┌──

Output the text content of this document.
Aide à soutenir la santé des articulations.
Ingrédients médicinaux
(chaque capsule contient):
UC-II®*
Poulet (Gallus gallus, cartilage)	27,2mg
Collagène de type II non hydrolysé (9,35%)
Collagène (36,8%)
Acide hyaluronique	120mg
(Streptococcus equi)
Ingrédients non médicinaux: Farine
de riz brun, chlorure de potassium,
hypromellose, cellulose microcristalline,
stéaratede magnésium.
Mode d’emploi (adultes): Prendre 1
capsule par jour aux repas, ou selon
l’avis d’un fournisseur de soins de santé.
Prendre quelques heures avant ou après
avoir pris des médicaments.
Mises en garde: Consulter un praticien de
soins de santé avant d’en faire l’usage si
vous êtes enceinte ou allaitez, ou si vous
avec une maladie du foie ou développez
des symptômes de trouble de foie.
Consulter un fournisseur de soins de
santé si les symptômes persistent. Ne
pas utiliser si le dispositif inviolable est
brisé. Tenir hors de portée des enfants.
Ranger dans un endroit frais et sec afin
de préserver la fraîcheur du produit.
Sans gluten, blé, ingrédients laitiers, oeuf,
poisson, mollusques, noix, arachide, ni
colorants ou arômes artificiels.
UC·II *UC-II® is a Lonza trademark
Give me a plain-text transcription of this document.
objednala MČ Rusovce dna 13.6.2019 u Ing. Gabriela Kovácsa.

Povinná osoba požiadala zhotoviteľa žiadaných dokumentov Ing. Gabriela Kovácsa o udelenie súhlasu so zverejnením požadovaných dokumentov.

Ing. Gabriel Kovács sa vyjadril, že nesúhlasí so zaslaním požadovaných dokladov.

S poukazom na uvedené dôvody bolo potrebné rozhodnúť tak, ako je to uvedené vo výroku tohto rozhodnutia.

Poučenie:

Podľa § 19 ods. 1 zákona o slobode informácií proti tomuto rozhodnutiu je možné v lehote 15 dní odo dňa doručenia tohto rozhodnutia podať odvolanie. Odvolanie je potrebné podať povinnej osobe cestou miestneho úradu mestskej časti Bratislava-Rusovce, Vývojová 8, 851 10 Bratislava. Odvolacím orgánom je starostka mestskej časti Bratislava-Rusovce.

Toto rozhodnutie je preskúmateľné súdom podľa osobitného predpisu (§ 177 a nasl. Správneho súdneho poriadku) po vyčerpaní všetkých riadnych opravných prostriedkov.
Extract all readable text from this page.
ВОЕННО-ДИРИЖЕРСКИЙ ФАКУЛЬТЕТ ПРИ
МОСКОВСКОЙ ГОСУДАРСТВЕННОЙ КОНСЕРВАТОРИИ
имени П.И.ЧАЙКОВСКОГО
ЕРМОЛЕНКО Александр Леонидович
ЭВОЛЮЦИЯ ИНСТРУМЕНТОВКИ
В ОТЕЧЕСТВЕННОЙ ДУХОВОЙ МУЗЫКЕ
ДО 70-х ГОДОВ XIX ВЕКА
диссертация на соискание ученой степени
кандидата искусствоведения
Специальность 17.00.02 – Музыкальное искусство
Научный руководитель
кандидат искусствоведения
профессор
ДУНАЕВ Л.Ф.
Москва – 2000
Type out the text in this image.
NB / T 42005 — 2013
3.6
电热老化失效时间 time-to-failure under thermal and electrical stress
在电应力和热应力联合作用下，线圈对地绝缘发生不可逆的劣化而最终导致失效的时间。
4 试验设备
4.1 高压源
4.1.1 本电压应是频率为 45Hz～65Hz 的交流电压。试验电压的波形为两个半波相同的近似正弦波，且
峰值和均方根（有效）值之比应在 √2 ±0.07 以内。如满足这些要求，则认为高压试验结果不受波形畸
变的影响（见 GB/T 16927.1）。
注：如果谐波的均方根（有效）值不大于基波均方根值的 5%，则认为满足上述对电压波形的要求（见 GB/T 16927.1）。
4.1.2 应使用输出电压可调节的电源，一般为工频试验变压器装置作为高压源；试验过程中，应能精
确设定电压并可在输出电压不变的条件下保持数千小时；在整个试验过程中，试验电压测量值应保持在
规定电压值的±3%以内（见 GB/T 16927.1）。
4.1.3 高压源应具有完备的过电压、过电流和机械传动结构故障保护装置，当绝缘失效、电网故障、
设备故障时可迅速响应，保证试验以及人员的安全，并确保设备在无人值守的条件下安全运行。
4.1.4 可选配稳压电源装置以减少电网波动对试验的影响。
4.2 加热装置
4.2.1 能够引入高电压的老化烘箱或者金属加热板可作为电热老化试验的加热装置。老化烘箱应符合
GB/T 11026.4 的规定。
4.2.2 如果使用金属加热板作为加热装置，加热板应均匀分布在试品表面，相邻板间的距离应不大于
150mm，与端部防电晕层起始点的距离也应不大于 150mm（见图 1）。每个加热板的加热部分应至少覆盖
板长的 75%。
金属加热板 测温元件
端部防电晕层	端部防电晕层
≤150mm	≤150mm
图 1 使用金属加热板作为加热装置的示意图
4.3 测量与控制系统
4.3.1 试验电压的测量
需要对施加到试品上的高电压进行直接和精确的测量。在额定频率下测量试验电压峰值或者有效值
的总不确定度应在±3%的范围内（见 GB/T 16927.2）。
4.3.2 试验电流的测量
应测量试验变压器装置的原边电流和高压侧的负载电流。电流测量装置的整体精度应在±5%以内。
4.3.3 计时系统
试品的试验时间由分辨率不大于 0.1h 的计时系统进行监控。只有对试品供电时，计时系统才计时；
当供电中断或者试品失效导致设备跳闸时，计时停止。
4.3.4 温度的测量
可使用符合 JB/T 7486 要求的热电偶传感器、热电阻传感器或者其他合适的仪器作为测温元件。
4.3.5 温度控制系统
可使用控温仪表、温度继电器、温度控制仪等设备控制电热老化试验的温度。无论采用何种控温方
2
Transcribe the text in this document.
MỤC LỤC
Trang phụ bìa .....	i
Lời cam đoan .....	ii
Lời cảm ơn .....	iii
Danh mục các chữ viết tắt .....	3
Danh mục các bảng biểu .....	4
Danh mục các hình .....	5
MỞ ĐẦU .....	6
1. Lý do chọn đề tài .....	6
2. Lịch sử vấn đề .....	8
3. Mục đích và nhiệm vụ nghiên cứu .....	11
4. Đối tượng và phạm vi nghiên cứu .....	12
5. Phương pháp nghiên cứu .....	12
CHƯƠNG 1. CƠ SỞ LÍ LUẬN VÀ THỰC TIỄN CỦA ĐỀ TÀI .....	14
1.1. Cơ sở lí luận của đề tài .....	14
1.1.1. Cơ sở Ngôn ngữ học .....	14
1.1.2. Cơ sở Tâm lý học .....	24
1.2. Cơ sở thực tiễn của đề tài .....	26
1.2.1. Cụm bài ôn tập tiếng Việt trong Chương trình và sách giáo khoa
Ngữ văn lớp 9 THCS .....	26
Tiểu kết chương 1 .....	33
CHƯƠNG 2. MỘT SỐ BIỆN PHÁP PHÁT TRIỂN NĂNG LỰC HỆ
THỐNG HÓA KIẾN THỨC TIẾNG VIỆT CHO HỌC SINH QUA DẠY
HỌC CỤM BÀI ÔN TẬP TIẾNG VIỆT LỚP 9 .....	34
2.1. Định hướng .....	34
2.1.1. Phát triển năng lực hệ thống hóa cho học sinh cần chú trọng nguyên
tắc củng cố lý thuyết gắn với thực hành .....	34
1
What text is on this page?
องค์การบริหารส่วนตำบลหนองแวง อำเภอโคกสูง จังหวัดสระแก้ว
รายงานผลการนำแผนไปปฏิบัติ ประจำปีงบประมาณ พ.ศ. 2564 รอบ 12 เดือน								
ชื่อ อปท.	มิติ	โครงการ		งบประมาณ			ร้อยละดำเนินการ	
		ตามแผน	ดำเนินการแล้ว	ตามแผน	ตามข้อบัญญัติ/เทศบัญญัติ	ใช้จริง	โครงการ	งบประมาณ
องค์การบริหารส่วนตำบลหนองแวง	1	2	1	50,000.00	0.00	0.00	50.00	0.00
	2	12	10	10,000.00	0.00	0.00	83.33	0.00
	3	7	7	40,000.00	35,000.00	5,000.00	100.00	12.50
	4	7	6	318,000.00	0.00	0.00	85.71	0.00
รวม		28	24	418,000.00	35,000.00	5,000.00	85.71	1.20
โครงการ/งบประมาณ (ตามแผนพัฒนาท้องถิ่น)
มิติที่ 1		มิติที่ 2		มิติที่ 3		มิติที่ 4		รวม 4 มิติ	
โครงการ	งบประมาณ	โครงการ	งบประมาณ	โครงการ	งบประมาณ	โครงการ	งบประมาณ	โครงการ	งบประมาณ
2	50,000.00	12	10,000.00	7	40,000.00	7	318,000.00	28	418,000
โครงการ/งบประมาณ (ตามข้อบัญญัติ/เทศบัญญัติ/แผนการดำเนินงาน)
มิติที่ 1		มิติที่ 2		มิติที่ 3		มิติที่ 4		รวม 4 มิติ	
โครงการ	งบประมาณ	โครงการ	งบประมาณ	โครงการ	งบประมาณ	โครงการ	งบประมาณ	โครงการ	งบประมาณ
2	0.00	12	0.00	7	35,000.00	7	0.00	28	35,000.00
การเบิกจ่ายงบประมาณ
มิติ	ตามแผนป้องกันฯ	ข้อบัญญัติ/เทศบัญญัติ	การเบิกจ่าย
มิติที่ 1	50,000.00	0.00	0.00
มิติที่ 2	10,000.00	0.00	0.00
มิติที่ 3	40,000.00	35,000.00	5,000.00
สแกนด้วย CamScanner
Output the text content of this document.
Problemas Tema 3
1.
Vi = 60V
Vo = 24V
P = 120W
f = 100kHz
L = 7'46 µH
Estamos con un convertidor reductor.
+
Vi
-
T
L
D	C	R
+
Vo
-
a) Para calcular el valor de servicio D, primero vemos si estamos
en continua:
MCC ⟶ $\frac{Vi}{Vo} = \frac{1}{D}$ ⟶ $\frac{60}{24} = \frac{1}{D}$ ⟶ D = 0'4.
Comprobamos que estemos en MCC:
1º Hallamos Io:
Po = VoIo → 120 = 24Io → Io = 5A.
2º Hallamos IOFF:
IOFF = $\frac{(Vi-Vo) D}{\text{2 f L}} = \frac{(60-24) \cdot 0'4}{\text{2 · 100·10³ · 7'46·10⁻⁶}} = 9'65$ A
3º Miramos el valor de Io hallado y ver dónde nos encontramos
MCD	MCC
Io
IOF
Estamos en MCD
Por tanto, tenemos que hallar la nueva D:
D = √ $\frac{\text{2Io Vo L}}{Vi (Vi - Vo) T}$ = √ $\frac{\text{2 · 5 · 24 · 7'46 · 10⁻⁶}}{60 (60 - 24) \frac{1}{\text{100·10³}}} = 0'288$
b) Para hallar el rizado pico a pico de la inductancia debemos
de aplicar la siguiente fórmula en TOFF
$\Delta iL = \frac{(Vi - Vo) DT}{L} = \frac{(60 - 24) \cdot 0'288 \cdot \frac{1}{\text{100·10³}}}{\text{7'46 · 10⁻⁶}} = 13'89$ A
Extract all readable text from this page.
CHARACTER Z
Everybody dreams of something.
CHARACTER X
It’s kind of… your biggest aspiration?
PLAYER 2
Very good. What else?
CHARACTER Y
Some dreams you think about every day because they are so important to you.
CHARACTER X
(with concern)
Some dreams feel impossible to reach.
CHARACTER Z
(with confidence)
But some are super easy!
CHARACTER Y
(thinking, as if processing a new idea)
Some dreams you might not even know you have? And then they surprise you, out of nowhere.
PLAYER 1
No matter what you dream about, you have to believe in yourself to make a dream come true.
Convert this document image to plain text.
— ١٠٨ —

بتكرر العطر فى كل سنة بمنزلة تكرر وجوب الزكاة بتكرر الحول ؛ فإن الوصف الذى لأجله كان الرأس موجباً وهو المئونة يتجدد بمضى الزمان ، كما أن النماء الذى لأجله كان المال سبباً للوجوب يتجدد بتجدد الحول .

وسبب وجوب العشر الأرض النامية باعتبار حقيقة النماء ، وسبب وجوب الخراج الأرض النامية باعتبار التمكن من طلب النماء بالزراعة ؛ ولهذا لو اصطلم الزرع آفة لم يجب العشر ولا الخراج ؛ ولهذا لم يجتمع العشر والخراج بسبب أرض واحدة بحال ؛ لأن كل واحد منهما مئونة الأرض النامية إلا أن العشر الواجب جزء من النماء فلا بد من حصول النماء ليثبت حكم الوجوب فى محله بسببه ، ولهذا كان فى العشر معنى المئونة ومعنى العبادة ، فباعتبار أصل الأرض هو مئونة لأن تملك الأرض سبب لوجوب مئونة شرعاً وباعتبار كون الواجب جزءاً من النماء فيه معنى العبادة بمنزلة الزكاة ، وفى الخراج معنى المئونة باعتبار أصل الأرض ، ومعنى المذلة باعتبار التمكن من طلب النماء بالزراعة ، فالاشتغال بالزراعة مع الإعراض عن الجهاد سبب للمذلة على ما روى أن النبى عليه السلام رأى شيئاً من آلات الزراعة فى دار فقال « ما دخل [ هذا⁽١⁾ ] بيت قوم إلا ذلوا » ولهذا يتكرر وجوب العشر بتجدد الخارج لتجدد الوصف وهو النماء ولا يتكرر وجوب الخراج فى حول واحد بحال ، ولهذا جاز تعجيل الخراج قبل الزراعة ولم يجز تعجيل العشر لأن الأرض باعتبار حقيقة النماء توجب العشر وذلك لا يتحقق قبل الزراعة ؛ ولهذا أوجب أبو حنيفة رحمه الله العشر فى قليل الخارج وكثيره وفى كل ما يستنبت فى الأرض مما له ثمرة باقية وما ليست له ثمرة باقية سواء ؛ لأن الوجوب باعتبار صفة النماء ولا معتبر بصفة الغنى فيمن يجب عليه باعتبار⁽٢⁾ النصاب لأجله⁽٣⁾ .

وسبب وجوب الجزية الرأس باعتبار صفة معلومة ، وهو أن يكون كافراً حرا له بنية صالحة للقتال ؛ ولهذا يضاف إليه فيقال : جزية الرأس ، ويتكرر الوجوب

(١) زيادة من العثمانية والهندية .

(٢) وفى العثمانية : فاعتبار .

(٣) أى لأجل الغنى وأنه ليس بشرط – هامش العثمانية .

└──

▸ **Required work**: Reproduce every line from the entries that holds the word "Collagène".

▸ **Task solution**:
Collagène de type II non hydrolysé (9,35%)
Collagène (36,8%)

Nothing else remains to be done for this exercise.